## Requirement
Filter the records for lines holding the string "noch".

══ Provided records ══

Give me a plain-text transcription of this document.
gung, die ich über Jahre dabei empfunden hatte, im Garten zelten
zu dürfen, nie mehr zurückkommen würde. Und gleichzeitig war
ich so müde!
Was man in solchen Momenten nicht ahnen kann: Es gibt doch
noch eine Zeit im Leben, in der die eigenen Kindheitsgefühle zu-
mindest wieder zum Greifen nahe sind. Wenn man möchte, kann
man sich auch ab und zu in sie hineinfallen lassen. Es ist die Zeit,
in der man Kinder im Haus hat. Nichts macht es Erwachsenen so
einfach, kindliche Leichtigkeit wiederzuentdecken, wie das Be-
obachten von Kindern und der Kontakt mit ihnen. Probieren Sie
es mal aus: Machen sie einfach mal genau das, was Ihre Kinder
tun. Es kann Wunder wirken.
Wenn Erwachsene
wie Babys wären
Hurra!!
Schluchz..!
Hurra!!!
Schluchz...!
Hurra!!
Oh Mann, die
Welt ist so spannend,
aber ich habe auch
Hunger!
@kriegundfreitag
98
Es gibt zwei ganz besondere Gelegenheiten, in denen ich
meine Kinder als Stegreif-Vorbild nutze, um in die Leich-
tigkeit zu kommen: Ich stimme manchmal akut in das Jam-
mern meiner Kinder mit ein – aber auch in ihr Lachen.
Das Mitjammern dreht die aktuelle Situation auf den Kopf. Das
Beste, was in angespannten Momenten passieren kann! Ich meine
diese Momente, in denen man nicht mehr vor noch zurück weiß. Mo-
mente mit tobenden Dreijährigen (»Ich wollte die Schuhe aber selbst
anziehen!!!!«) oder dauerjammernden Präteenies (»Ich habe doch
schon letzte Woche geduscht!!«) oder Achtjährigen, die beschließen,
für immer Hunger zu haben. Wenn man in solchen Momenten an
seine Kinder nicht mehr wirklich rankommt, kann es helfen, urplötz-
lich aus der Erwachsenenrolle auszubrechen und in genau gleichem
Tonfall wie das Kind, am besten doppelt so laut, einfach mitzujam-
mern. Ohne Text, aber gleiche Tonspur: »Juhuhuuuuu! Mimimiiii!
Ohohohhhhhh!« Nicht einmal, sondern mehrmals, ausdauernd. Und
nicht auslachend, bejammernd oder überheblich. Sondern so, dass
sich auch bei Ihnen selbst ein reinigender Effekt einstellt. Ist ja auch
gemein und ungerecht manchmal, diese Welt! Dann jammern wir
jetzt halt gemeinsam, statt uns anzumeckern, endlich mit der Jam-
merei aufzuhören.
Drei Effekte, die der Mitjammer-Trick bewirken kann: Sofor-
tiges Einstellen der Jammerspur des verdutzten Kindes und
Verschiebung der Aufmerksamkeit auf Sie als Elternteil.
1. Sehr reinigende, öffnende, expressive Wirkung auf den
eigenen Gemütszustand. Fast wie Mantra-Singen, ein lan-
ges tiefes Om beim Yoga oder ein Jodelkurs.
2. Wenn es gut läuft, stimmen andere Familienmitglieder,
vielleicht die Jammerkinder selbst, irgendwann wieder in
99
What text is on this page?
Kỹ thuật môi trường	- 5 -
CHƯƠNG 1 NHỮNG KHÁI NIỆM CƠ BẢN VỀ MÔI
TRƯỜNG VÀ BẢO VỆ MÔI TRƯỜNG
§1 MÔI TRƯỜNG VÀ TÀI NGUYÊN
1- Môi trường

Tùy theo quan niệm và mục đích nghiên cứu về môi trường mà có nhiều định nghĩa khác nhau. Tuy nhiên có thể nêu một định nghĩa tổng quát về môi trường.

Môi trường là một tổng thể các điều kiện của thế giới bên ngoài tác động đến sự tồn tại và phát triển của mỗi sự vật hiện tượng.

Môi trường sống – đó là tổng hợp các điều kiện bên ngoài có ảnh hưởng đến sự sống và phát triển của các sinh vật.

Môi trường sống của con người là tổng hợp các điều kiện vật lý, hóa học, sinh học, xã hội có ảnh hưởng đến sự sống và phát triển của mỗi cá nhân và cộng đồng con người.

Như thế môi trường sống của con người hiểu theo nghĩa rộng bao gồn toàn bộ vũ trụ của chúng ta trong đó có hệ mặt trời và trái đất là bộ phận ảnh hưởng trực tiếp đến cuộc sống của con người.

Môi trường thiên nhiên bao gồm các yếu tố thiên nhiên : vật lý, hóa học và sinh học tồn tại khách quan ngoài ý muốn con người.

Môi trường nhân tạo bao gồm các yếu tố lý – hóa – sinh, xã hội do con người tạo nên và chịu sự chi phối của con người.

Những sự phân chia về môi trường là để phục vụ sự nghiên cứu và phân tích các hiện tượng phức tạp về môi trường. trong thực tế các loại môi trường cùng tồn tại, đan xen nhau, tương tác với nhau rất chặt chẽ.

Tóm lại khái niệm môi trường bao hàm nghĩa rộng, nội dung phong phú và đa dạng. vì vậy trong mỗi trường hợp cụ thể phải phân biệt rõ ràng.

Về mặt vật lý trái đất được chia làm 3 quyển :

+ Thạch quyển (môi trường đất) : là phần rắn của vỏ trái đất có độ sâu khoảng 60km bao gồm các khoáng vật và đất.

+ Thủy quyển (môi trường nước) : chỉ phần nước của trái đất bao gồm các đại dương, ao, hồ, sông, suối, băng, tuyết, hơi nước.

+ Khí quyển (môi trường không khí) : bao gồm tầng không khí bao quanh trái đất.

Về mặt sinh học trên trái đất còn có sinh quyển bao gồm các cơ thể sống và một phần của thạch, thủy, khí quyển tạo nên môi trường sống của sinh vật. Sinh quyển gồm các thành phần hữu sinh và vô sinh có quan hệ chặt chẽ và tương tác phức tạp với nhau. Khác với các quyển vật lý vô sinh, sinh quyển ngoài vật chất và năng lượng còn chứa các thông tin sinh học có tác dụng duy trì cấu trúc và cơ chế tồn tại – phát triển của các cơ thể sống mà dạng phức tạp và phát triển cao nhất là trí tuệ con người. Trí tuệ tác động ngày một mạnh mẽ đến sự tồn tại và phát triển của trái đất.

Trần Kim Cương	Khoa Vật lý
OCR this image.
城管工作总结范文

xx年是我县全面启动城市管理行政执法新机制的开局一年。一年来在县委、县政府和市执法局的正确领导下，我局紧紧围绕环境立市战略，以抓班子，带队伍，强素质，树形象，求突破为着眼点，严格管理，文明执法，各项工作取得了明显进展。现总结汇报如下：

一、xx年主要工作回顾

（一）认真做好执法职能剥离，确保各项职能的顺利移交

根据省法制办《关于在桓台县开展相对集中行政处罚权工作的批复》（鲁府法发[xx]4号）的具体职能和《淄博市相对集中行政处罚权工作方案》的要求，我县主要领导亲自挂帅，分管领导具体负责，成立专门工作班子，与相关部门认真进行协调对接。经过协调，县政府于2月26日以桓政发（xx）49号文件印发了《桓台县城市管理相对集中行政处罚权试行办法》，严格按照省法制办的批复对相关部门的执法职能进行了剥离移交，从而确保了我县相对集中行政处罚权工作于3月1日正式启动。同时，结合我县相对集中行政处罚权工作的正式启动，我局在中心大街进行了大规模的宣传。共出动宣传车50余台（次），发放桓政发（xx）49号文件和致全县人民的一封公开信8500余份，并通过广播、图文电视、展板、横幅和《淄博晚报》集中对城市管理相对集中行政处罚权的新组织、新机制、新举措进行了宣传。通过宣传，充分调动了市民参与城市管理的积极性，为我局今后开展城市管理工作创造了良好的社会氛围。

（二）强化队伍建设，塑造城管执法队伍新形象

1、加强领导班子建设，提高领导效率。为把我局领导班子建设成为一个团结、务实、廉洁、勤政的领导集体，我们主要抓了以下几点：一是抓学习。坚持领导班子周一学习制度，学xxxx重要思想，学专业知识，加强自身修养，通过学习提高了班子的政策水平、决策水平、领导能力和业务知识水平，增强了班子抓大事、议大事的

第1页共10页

═══

## Solution for this task
noch eine Zeit im Leben, in der die eigenen Kindheitsgefühle zu-
diese Momente, in denen man nicht mehr vor noch zurück weiß. Mo-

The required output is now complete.